Aim: Give every line below again, exactly.

Exercise data:
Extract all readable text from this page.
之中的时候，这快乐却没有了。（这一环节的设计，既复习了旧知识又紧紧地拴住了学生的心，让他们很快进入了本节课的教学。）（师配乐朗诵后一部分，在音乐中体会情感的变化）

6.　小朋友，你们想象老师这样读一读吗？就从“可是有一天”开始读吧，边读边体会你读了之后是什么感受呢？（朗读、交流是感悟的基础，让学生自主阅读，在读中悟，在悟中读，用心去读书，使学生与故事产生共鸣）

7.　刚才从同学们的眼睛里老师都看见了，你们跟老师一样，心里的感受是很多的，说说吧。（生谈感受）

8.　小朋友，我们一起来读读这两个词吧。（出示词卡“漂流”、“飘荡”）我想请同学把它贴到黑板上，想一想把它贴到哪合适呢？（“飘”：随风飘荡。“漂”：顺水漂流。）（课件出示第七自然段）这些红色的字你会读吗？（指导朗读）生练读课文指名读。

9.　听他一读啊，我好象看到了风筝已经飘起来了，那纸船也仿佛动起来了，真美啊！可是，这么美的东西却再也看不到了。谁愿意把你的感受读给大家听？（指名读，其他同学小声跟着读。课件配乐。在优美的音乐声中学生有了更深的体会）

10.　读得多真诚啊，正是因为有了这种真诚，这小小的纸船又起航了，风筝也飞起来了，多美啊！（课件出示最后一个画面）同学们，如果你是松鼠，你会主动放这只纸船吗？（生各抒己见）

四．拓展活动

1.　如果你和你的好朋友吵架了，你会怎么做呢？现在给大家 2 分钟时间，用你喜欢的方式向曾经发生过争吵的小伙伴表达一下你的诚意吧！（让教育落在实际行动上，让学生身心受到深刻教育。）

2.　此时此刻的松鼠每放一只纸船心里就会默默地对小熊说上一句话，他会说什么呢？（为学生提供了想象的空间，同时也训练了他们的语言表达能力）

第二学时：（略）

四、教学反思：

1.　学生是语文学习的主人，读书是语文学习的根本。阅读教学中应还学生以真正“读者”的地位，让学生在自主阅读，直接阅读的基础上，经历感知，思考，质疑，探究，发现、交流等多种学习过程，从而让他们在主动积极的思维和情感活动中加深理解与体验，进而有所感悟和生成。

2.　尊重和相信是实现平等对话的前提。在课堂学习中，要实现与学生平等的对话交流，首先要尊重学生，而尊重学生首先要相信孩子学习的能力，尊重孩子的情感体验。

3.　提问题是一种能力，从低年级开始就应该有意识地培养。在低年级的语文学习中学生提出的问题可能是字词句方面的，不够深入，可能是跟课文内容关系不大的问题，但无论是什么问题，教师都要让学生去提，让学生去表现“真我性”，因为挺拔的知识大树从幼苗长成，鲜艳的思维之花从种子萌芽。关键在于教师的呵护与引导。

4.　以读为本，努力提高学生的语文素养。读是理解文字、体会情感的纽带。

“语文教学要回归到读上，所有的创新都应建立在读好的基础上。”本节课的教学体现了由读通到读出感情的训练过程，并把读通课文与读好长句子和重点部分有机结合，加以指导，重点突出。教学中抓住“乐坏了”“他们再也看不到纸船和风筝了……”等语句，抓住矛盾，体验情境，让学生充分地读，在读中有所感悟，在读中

The reply:
Extract all readable text from this page.
之中的时候，这快乐却没有了。（这一环节的设计，既复习了旧知识又紧紧地拴住了学生的心，让他们很快进入了本节课的教学。）（师配乐朗诵后一部分，在音乐中体会情感的变化）

6.　小朋友，你们想象老师这样读一读吗？就从“可是有一天”开始读吧，边读边体会你读了之后是什么感受呢？（朗读、交流是感悟的基础，让学生自主阅读，在读中悟，在悟中读，用心去读书，使学生与故事产生共鸣）

7.　刚才从同学们的眼睛里老师都看见了，你们跟老师一样，心里的感受是很多的，说说吧。（生谈感受）

8.　小朋友，我们一起来读读这两个词吧。（出示词卡“漂流”、“飘荡”）我想请同学把它贴到黑板上，想一想把它贴到哪合适呢？（“飘”：随风飘荡。“漂”：顺水漂流。）（课件出示第七自然段）这些红色的字你会读吗？（指导朗读）生练读课文指名读。

9.　听他一读啊，我好象看到了风筝已经飘起来了，那纸船也仿佛动起来了，真美啊！可是，这么美的东西却再也看不到了。谁愿意把你的感受读给大家听？（指名读，其他同学小声跟着读。课件配乐。在优美的音乐声中学生有了更深的体会）

10.　读得多真诚啊，正是因为有了这种真诚，这小小的纸船又起航了，风筝也飞起来了，多美啊！（课件出示最后一个画面）同学们，如果你是松鼠，你会主动放这只纸船吗？（生各抒己见）

四．拓展活动

1.　如果你和你的好朋友吵架了，你会怎么做呢？现在给大家 2 分钟时间，用你喜欢的方式向曾经发生过争吵的小伙伴表达一下你的诚意吧！（让教育落在实际行动上，让学生身心受到深刻教育。）

2.　此时此刻的松鼠每放一只纸船心里就会默默地对小熊说上一句话，他会说什么呢？（为学生提供了想象的空间，同时也训练了他们的语言表达能力）

第二学时：（略）

四、教学反思：

1.　学生是语文学习的主人，读书是语文学习的根本。阅读教学中应还学生以真正“读者”的地位，让学生在自主阅读，直接阅读的基础上，经历感知，思考，质疑，探究，发现、交流等多种学习过程，从而让他们在主动积极的思维和情感活动中加深理解与体验，进而有所感悟和生成。

2.　尊重和相信是实现平等对话的前提。在课堂学习中，要实现与学生平等的对话交流，首先要尊重学生，而尊重学生首先要相信孩子学习的能力，尊重孩子的情感体验。

3.　提问题是一种能力，从低年级开始就应该有意识地培养。在低年级的语文学习中学生提出的问题可能是字词句方面的，不够深入，可能是跟课文内容关系不大的问题，但无论是什么问题，教师都要让学生去提，让学生去表现“真我性”，因为挺拔的知识大树从幼苗长成，鲜艳的思维之花从种子萌芽。关键在于教师的呵护与引导。

4.　以读为本，努力提高学生的语文素养。读是理解文字、体会情感的纽带。

“语文教学要回归到读上，所有的创新都应建立在读好的基础上。”本节课的教学体现了由读通到读出感情的训练过程，并把读通课文与读好长句子和重点部分有机结合，加以指导，重点突出。教学中抓住“乐坏了”“他们再也看不到纸船和风筝了……”等语句，抓住矛盾，体验情境，让学生充分地读，在读中有所感悟，在读中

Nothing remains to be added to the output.